-- Begin Exercise data --

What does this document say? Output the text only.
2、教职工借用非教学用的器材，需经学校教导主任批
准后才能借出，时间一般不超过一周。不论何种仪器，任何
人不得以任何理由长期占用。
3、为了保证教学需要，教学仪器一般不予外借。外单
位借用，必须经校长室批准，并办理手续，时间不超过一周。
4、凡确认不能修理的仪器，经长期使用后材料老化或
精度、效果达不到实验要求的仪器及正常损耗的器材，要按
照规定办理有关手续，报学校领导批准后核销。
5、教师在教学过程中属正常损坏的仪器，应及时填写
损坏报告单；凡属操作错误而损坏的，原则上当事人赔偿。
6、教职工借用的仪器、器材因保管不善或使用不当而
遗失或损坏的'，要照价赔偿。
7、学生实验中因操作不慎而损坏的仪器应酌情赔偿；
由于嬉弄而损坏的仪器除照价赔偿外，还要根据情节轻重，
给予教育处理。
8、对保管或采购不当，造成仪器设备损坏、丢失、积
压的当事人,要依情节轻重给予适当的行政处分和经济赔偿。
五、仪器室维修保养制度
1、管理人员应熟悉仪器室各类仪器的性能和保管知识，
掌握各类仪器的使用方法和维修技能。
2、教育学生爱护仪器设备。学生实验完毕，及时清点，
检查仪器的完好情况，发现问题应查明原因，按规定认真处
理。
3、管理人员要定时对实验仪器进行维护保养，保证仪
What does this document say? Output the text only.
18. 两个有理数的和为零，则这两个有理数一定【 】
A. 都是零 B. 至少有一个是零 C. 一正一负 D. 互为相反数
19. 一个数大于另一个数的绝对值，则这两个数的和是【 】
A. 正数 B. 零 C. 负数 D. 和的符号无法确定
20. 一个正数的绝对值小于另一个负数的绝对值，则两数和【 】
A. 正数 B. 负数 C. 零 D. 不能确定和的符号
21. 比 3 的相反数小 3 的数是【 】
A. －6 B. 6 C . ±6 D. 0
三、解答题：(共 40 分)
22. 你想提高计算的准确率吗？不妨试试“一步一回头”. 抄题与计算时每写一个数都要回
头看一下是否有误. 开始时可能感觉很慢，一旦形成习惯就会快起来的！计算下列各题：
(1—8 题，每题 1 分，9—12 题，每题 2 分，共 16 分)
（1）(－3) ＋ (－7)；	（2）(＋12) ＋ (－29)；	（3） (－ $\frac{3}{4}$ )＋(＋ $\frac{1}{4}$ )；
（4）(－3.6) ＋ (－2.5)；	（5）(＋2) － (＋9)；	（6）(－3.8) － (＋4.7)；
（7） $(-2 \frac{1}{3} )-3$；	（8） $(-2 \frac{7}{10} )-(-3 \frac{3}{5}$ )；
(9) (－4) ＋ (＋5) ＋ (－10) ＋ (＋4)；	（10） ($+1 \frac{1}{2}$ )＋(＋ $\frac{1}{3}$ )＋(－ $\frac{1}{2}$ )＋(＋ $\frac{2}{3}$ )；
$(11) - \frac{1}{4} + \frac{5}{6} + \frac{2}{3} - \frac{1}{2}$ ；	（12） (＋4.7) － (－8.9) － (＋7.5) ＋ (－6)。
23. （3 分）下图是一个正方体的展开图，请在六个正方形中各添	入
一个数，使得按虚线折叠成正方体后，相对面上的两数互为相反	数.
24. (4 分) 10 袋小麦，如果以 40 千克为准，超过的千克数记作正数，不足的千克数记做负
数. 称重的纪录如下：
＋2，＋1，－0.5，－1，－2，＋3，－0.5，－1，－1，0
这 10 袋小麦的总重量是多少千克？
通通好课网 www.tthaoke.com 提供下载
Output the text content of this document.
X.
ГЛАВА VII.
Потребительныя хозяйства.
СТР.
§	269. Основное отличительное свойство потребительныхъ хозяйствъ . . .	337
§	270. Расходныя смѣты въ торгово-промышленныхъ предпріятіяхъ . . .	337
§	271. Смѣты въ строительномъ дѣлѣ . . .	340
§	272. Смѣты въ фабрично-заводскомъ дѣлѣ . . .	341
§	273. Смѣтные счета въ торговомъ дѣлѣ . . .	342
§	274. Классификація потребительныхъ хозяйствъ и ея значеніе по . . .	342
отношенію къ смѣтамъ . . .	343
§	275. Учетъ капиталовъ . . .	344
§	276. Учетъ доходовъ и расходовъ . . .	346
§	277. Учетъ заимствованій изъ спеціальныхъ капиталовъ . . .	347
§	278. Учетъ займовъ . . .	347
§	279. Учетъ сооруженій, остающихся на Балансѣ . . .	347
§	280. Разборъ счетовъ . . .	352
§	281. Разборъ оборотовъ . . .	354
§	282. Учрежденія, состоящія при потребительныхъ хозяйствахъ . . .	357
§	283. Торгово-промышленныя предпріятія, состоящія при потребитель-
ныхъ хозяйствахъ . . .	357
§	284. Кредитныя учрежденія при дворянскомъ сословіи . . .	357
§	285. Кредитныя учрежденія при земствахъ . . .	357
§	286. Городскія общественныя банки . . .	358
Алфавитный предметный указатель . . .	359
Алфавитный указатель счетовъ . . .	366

-- End Exercise data --

Exercise goal ▸
Where a line contains "Учетъ", copy that line.

Full answer ▸
§	275. Учетъ капиталовъ . . .	344
§	276. Учетъ доходовъ и расходовъ . . .	346
§	277. Учетъ заимствованій изъ спеціальныхъ капиталовъ . . .	347
§	278. Учетъ займовъ . . .	347
§	279. Учетъ сооруженій, остающихся на Балансѣ . . .	347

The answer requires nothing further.